DATASET EXTRACT:
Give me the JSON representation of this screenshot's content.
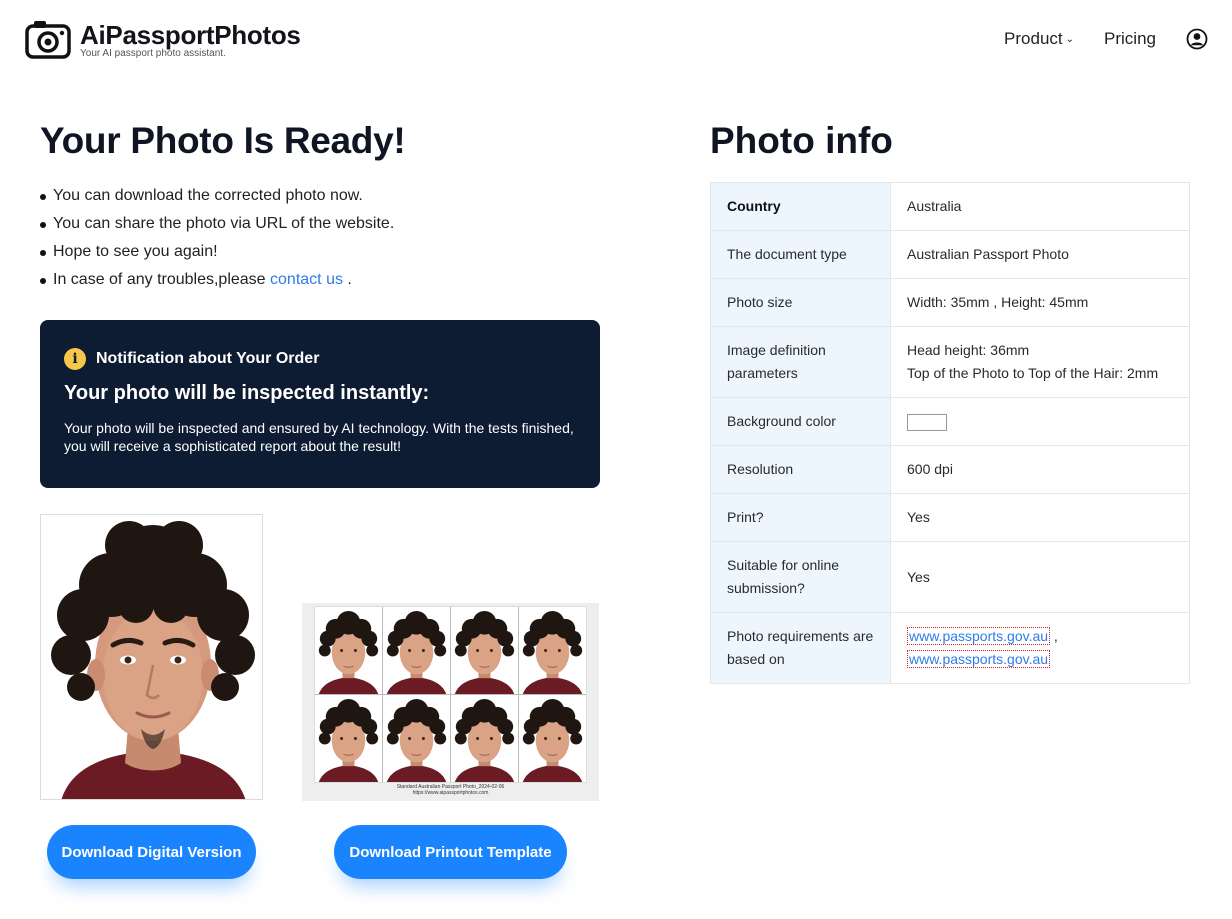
{
  "brand": {
    "name": "AiPassportPhotos",
    "tagline": "Your AI passport photo assistant."
  },
  "nav": {
    "product": "Product",
    "pricing": "Pricing"
  },
  "left": {
    "title": "Your Photo Is Ready!",
    "bullets": [
      "You can download the corrected photo now.",
      "You can share the photo via URL of the website.",
      "Hope to see you again!",
      "In case of any troubles,please "
    ],
    "contact_link": "contact us",
    "contact_after": " ."
  },
  "notice": {
    "label": "Notification about Your Order",
    "title": "Your photo will be inspected instantly:",
    "body": "Your photo will be inspected and ensured by AI technology. With the tests finished, you will receive a sophisticated report about the result!"
  },
  "sheet": {
    "caption_line1": "Standard Australian Passport Photo_2024-02-06",
    "caption_line2": "https://www.aipassportphotos.com"
  },
  "buttons": {
    "digital": "Download Digital Version",
    "print": "Download Printout Template"
  },
  "info": {
    "title": "Photo info",
    "rows": [
      {
        "key": "Country",
        "value": "Australia"
      },
      {
        "key": "The document type",
        "value": "Australian Passport Photo"
      },
      {
        "key": "Photo size",
        "value": "Width: 35mm , Height: 45mm"
      },
      {
        "key": "Image definition parameters",
        "value1": "Head height: 36mm",
        "value2": "Top of the Photo to Top of the Hair: 2mm"
      },
      {
        "key": "Background color",
        "color": "#ffffff"
      },
      {
        "key": "Resolution",
        "value": "600 dpi"
      },
      {
        "key": "Print?",
        "value": "Yes"
      },
      {
        "key": "Suitable for online submission?",
        "value": "Yes"
      },
      {
        "key": "Photo requirements are based on",
        "link1": "www.passports.gov.au",
        "sep": " ,",
        "link2": "www.passports.gov.au"
      }
    ]
  },
  "colors": {
    "accent": "#1a84ff",
    "notice_bg": "#0d1b33",
    "link": "#2f7be8",
    "key_bg": "#eef6fd"
  },
  "icons": [
    "camera-logo-icon",
    "chevron-down-icon",
    "user-account-icon",
    "info-icon"
  ]
}
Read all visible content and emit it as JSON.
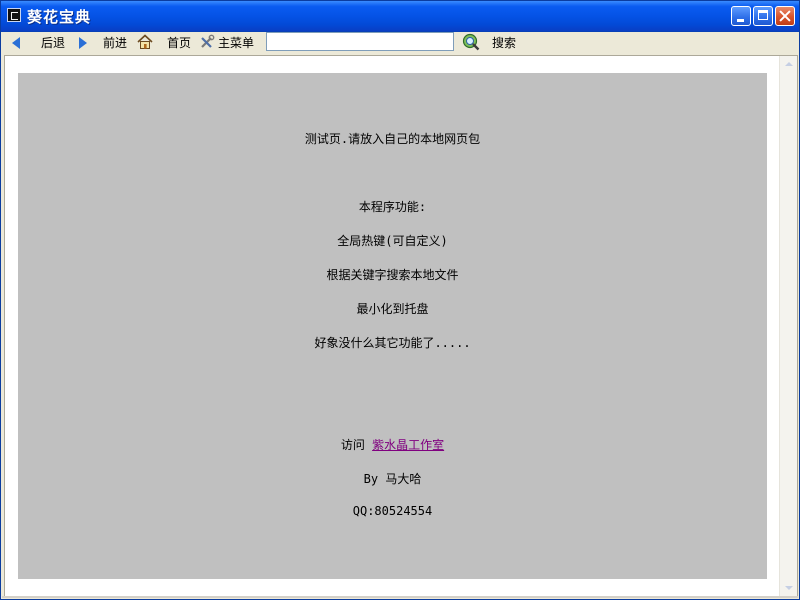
{
  "window": {
    "title": "葵花宝典"
  },
  "toolbar": {
    "back_label": "后退",
    "forward_label": "前进",
    "home_label": "首页",
    "menu_label": "主菜单",
    "search_value": "",
    "search_label": "搜索"
  },
  "content": {
    "test_line": "测试页.请放入自己的本地网页包",
    "features_heading": "本程序功能:",
    "feature_1": "全局热键(可自定义)",
    "feature_2": "根据关键字搜索本地文件",
    "feature_3": "最小化到托盘",
    "feature_4": "好象没什么其它功能了.....",
    "visit_label": "访问",
    "studio_link": "紫水晶工作室",
    "author": "By 马大哈",
    "qq": "QQ:80524554"
  },
  "colors": {
    "titlebar": "#0553e6",
    "page_background": "#c0c0c0",
    "link": "#800080"
  }
}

YOUR TASK:
Write out each line of the data that holds the string "will".

OUTPUT FOR THIS TASK:
    "title": "Your photo will be inspected instantly:",
    "body": "Your photo will be inspected and ensured by AI technology. With the tests finished, you will receive a sophisticated report about the result!"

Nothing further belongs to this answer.